Data lines.
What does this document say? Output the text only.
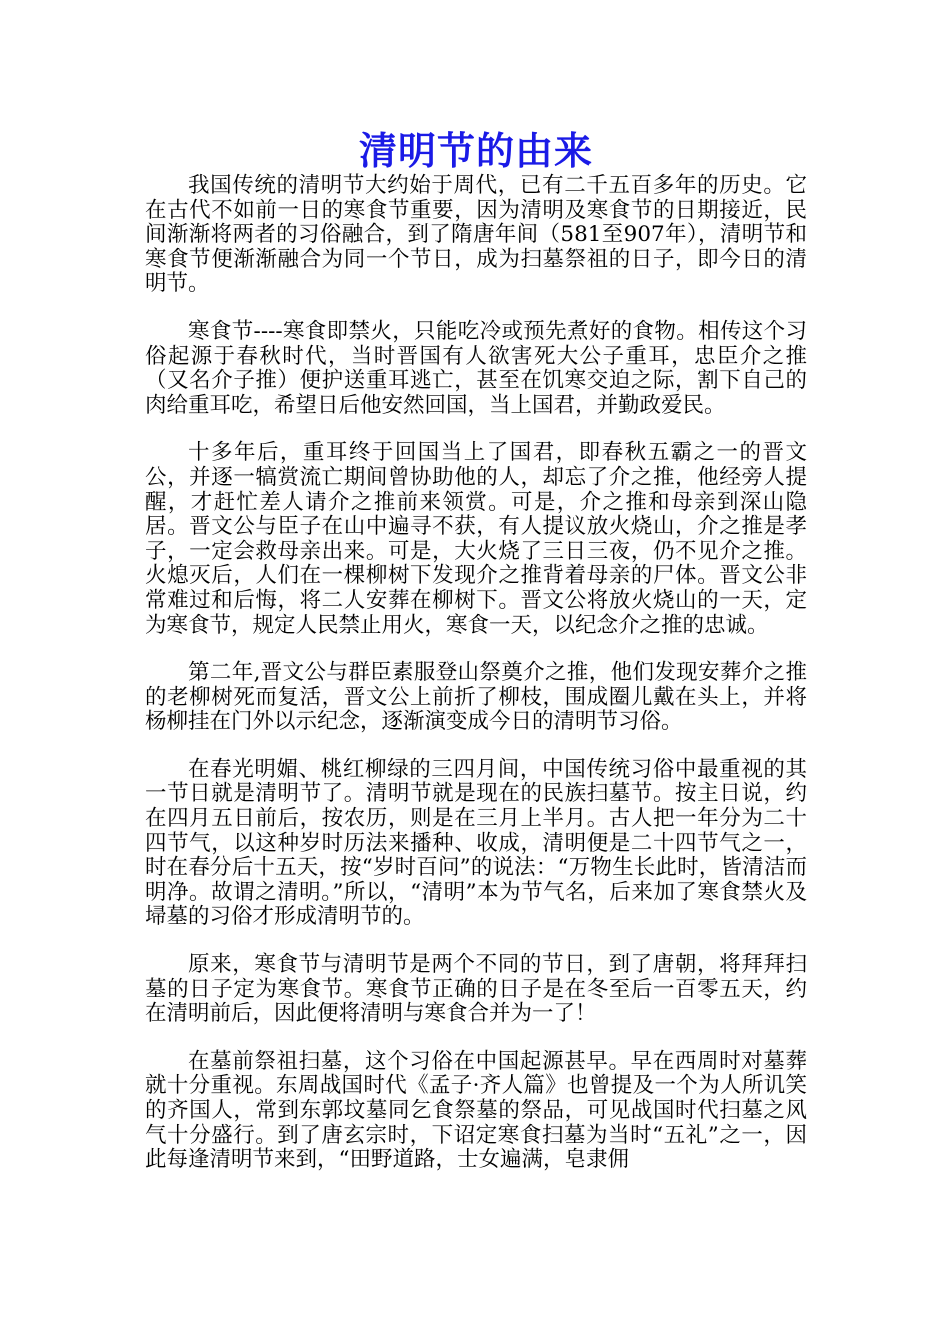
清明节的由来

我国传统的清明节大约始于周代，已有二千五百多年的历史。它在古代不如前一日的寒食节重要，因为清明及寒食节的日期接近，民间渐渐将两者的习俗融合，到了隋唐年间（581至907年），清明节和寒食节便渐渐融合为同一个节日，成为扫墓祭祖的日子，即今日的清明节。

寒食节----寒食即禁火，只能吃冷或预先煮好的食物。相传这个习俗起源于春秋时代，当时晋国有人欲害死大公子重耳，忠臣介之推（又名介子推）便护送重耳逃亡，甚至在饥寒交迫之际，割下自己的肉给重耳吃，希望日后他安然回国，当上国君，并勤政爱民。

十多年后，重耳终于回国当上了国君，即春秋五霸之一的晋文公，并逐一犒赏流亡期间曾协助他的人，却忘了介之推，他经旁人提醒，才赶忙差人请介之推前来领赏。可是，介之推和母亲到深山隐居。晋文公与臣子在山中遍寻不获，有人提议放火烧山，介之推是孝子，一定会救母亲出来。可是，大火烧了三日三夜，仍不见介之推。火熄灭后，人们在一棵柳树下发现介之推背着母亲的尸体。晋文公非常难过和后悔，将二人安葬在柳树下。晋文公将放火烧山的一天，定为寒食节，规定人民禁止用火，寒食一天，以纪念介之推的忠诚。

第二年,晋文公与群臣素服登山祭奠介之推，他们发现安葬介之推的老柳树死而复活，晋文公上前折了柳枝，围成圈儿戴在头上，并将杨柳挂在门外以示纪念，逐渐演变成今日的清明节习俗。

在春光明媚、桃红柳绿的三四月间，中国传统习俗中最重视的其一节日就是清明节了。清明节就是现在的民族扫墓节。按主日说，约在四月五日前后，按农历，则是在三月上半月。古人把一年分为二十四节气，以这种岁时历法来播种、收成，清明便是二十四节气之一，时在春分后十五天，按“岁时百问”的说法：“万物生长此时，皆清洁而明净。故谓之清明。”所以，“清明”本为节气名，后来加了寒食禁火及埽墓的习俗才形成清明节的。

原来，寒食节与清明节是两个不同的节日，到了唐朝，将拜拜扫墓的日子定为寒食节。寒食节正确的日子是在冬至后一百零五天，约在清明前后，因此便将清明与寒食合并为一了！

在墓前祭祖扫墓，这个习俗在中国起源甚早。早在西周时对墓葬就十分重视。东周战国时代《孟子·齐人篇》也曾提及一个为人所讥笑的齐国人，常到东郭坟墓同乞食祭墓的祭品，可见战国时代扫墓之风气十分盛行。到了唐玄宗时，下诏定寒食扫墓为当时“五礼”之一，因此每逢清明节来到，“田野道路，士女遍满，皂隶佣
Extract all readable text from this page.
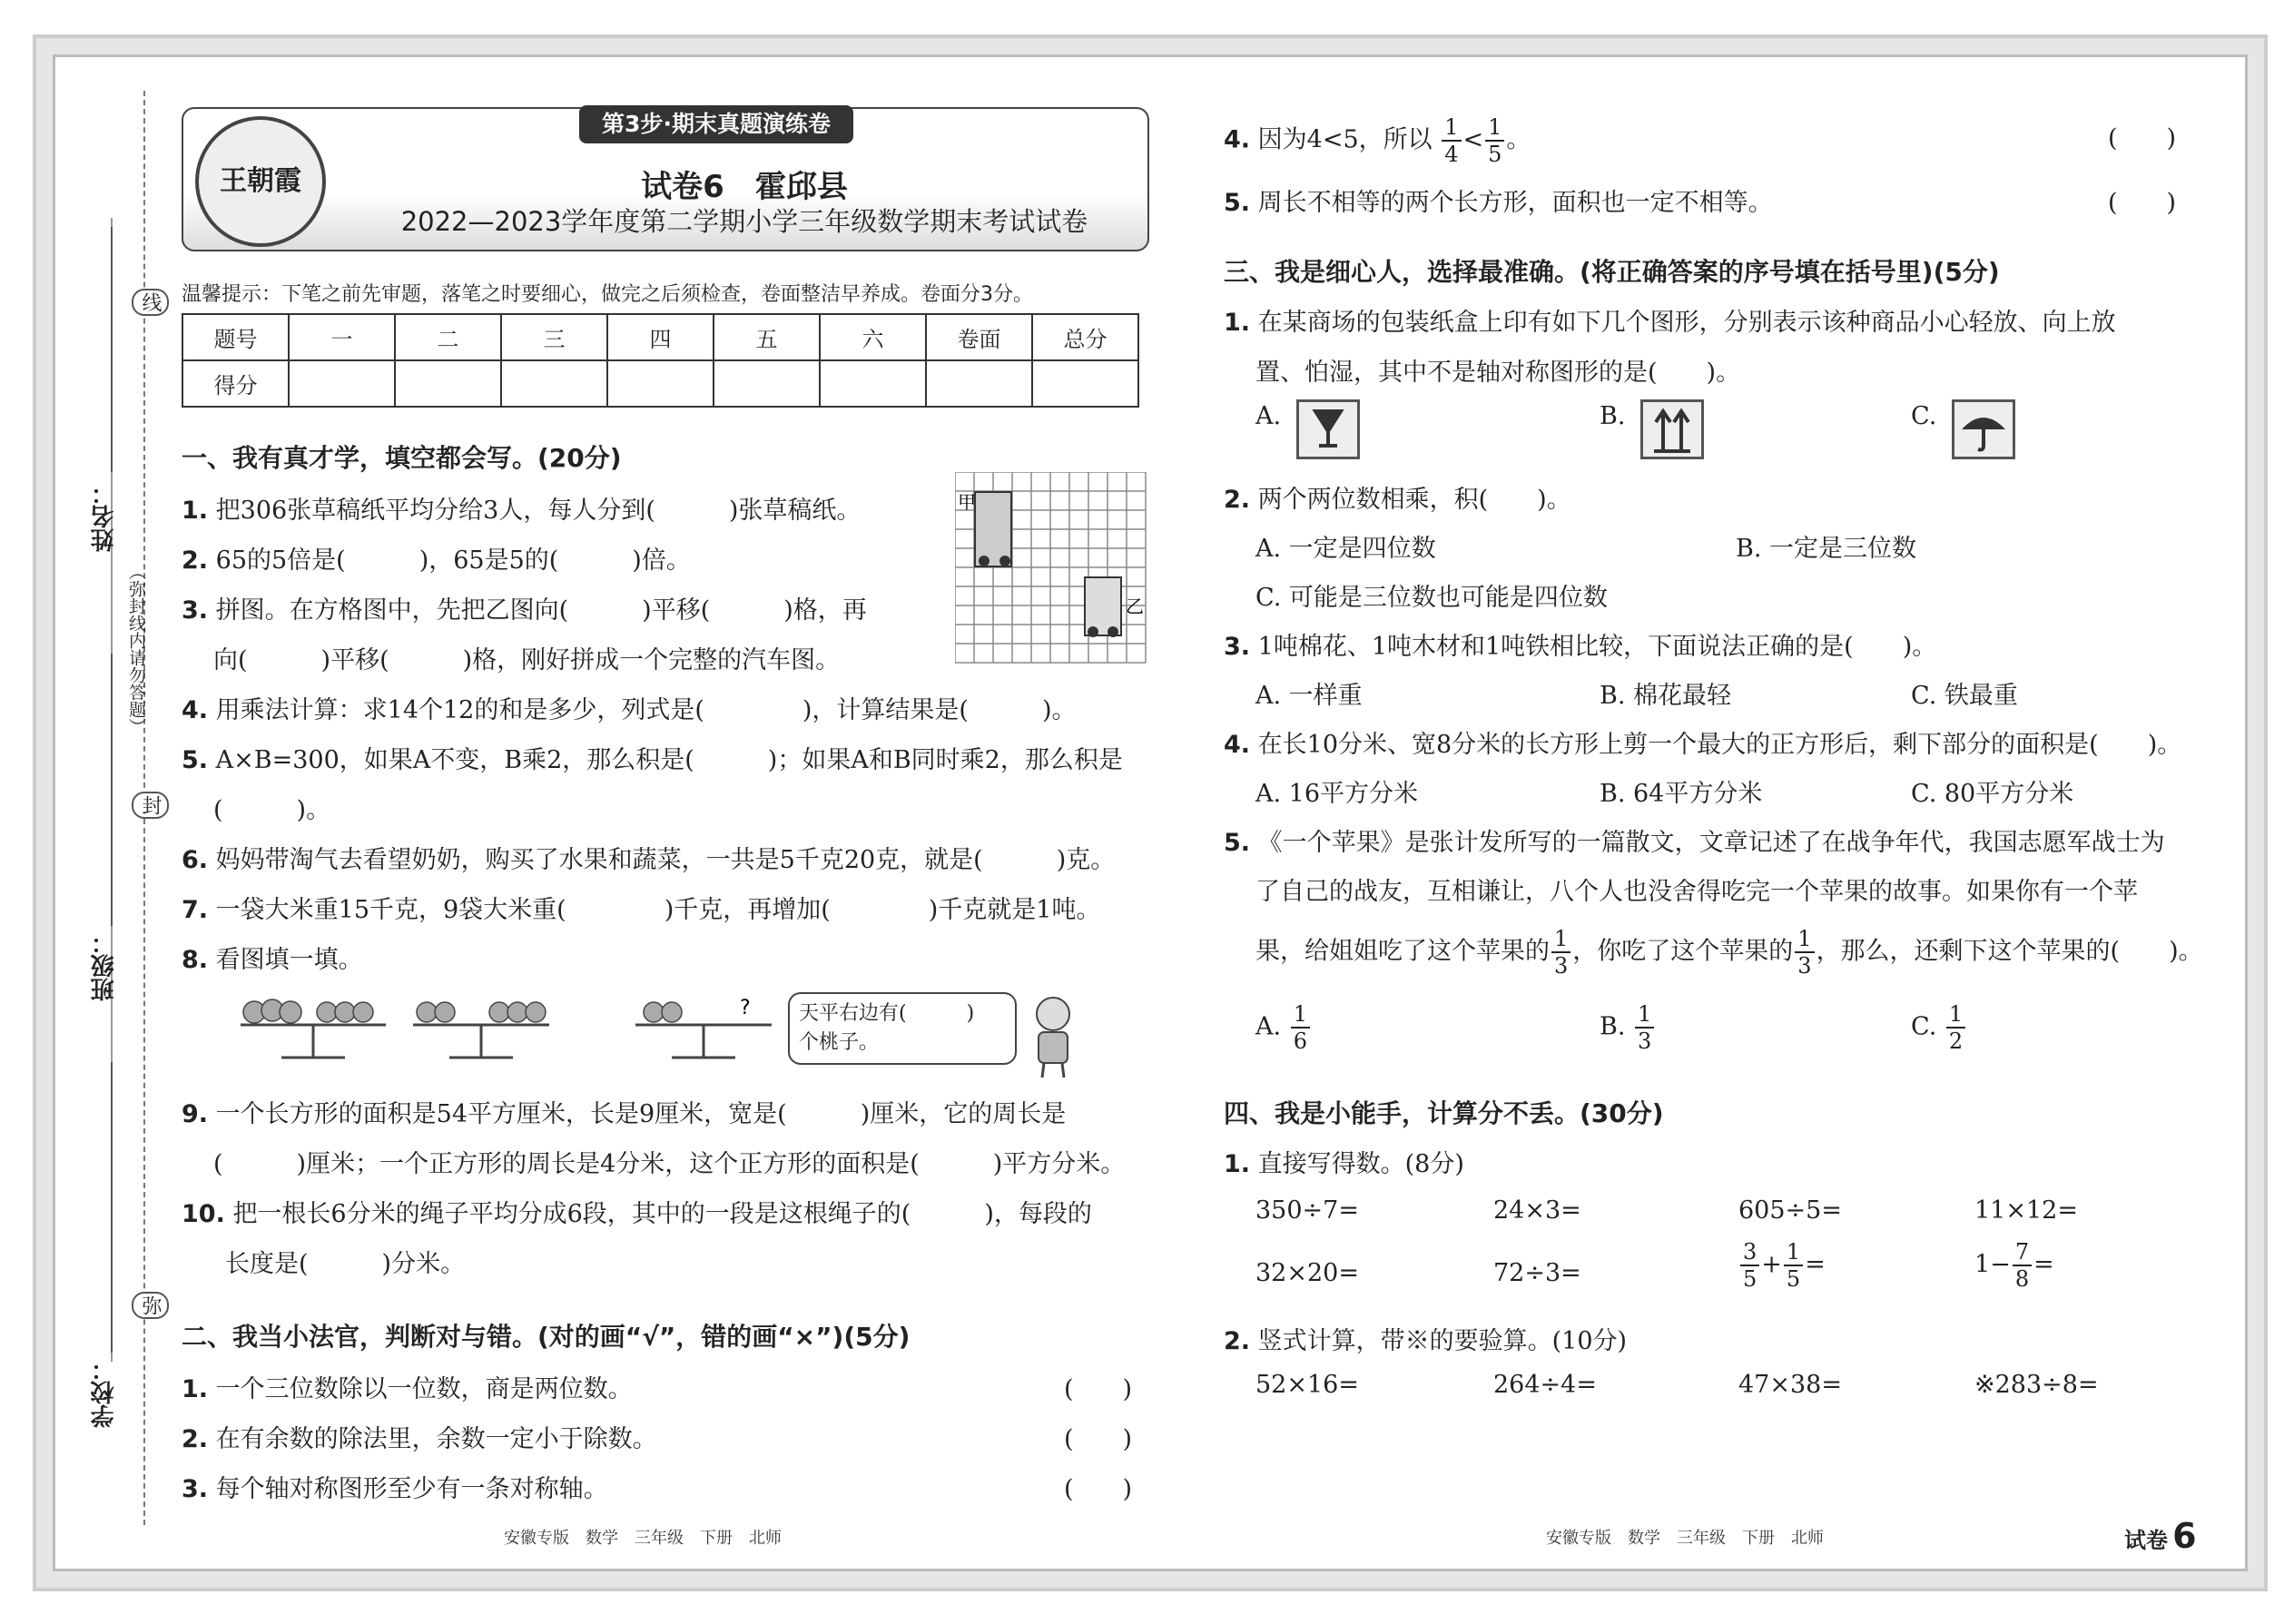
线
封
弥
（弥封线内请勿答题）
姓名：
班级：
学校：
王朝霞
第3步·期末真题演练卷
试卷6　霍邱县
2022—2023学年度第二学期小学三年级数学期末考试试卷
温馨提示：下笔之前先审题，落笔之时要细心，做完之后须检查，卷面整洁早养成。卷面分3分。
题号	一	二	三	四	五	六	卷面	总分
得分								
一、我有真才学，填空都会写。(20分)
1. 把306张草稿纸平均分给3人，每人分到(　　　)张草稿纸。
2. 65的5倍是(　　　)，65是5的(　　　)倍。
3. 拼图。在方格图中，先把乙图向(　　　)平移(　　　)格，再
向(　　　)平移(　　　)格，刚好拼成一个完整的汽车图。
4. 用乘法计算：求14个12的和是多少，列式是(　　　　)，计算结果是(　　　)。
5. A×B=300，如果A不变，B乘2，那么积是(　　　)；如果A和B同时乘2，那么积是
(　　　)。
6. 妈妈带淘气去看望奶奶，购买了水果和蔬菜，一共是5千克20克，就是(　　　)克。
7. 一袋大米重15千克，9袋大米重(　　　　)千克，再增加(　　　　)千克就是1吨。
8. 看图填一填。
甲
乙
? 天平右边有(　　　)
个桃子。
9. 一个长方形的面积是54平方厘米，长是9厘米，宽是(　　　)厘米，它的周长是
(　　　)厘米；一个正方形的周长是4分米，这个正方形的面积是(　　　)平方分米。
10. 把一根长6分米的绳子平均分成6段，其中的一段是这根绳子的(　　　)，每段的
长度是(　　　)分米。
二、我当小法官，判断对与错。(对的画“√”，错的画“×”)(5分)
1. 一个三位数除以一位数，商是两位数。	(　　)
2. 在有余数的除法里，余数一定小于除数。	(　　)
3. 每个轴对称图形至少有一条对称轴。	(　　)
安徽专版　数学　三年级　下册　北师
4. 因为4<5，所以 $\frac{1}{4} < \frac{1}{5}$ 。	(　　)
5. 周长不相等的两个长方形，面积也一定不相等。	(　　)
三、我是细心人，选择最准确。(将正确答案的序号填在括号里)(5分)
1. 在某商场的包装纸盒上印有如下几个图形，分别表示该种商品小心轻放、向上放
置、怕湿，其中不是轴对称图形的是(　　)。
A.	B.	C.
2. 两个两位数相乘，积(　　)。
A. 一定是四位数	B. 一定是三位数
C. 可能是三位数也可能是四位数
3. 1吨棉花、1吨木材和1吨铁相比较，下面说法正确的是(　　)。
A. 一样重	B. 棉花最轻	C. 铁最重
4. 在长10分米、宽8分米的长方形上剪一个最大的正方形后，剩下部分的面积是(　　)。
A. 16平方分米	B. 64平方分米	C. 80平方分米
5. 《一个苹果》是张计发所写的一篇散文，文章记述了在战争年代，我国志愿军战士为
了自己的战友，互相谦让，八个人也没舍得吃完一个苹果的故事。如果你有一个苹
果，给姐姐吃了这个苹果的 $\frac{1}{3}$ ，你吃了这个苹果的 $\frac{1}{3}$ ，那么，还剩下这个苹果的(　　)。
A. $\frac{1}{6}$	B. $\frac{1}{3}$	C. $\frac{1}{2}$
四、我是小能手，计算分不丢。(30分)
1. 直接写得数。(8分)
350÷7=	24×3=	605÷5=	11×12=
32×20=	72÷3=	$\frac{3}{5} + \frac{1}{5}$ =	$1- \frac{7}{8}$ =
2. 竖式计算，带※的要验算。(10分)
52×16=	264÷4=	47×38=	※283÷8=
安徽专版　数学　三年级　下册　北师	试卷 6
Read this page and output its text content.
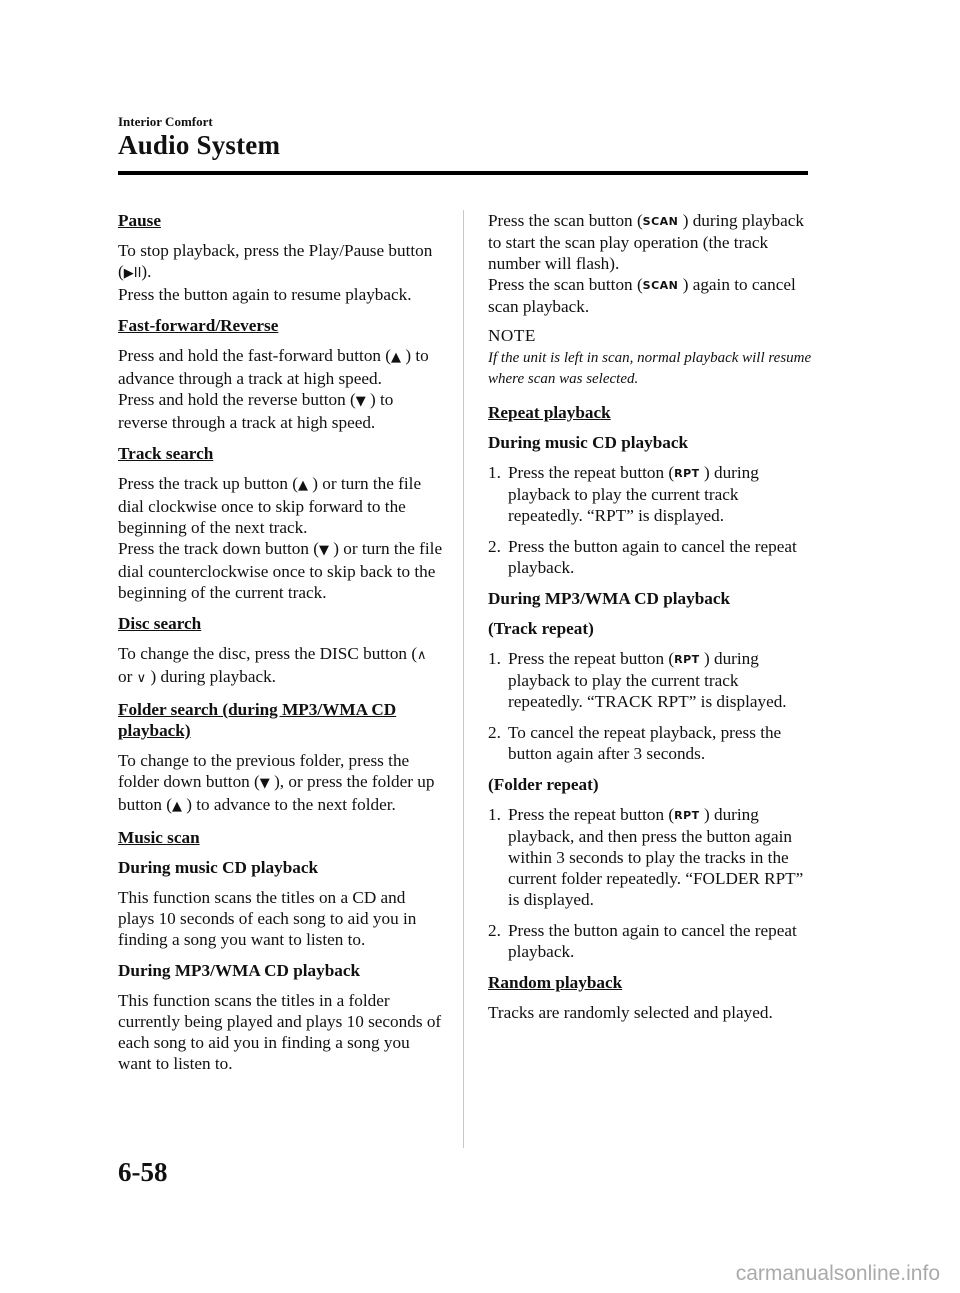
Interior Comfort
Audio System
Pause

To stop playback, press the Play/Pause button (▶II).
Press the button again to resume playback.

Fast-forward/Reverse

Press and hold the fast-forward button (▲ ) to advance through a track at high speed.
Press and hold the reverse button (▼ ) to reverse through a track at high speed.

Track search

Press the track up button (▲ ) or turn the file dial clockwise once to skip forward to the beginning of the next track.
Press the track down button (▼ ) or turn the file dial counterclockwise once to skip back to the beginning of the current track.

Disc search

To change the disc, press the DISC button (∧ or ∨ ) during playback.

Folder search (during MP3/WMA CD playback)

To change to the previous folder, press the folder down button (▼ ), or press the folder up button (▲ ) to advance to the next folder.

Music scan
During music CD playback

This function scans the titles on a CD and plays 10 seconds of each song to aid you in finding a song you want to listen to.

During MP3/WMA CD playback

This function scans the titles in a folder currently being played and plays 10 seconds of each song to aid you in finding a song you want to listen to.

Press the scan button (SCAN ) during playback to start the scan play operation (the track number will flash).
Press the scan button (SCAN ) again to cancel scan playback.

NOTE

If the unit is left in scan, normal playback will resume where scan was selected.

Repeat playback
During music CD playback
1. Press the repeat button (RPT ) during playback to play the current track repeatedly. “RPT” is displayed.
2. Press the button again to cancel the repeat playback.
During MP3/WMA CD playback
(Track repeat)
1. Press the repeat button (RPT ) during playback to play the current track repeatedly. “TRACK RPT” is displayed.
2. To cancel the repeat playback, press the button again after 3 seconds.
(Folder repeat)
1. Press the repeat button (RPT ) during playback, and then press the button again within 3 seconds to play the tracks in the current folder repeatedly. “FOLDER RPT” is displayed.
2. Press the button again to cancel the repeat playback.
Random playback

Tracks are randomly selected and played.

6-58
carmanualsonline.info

Description of the task. Find all lines with "once" in them and copy each one.

Solution to this exercise.
Press the track up button (▲ ) or turn the file dial clockwise once to skip forward to the beginning of the next track.
Press the track down button (▼ ) or turn the file dial counterclockwise once to skip back to the beginning of the current track.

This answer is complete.